List all lines in the material below that contain "multiple".

======

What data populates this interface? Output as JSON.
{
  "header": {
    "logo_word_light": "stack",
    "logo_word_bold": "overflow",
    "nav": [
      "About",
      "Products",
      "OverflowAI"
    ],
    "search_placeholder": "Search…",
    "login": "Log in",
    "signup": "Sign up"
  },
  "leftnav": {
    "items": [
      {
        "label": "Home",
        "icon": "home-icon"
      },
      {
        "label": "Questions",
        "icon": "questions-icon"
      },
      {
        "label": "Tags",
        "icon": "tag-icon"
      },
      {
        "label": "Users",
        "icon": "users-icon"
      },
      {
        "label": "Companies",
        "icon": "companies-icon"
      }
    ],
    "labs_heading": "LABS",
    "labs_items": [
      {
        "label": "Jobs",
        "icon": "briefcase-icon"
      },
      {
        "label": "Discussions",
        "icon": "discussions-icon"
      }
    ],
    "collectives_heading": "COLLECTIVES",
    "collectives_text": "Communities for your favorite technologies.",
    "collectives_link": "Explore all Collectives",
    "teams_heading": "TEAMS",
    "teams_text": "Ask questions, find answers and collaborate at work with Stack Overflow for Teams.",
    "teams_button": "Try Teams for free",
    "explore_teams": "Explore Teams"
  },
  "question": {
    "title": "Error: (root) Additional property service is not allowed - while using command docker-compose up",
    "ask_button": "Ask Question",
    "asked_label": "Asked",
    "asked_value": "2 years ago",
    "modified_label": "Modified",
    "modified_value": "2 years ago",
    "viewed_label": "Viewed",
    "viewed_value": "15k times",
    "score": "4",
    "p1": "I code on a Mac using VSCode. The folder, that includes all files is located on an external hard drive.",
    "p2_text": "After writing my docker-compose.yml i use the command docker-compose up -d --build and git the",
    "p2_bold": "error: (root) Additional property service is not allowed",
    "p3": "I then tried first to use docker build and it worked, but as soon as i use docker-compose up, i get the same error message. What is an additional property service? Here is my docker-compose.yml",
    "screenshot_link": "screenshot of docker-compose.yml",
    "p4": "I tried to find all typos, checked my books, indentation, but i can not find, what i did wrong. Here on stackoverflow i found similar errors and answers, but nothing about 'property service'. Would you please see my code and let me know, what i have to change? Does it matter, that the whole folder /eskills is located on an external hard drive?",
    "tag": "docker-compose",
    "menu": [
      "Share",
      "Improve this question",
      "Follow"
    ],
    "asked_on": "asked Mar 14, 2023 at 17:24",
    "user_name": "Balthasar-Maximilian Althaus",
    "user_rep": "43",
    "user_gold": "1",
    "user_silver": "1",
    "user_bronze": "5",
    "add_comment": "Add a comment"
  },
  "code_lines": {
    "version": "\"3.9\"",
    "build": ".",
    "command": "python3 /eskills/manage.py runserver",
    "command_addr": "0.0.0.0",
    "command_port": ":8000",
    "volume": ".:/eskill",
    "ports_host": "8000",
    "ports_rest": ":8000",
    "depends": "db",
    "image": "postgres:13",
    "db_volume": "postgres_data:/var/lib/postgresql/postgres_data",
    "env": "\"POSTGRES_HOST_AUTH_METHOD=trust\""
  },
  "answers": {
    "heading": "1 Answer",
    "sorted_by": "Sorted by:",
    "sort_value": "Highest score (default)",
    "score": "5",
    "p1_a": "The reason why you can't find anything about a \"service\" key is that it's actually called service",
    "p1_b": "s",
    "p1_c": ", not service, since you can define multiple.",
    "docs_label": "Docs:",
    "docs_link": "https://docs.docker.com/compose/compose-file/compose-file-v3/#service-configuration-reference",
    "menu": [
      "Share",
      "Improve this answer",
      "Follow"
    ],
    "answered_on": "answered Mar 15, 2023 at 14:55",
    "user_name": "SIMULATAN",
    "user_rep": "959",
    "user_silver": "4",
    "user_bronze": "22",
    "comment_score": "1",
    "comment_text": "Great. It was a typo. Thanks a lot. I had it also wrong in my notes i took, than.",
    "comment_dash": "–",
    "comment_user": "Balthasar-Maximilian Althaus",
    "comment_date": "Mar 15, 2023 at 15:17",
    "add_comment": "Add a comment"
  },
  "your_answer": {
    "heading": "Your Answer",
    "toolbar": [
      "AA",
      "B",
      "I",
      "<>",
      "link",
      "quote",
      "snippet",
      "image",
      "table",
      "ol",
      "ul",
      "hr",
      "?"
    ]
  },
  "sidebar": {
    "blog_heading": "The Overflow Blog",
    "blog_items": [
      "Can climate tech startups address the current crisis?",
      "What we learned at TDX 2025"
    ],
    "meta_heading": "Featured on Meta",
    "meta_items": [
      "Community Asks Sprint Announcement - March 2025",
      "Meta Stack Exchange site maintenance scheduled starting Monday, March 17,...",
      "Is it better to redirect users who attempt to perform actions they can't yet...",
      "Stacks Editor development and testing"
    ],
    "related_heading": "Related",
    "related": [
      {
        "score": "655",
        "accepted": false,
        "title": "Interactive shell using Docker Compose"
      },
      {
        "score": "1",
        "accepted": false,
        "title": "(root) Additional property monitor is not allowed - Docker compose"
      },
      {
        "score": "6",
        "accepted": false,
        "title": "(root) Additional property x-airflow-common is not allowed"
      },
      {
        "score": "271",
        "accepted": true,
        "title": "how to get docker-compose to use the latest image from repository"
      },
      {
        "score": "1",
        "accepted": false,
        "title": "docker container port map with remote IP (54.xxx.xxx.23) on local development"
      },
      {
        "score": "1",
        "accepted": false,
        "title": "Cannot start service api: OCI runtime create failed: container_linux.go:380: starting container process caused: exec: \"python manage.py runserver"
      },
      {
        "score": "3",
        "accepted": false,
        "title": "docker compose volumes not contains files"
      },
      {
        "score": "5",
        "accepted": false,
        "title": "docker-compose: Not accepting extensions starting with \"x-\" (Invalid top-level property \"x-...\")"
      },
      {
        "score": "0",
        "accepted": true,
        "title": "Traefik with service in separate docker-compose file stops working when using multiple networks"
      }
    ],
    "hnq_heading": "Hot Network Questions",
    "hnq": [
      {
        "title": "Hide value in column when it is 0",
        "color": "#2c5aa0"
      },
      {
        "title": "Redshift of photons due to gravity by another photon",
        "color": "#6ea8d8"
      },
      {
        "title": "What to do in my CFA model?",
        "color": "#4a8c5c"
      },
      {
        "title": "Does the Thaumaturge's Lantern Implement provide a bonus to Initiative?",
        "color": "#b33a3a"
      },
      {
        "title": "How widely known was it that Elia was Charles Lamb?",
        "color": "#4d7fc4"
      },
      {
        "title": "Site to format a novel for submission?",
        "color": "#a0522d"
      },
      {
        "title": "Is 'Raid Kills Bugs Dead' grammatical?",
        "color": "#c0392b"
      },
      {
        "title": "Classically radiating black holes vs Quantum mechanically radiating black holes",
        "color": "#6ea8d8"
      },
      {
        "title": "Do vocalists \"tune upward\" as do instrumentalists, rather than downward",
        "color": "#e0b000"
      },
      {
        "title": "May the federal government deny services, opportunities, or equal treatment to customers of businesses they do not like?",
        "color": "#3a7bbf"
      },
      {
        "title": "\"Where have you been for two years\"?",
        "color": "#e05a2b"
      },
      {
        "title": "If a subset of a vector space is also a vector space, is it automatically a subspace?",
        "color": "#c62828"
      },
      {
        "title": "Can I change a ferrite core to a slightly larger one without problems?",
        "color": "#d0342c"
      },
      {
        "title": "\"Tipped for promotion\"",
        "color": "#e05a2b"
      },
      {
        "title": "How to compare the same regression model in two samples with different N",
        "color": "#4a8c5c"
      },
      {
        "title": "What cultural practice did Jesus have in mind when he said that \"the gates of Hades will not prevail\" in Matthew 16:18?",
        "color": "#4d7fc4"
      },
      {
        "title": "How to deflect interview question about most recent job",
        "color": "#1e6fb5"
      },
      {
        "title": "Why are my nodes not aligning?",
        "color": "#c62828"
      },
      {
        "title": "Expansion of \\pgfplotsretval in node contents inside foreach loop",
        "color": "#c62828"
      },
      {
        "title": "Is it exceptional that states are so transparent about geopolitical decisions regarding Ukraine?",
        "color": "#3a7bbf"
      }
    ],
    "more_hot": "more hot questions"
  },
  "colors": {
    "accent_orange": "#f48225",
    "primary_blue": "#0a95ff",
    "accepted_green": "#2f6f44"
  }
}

======

REPLY TO THE EXERCISE:
    "p1_c": ", not service, since you can define multiple.",
        "title": "Traefik with service in separate docker-compose file stops working when using multiple networks"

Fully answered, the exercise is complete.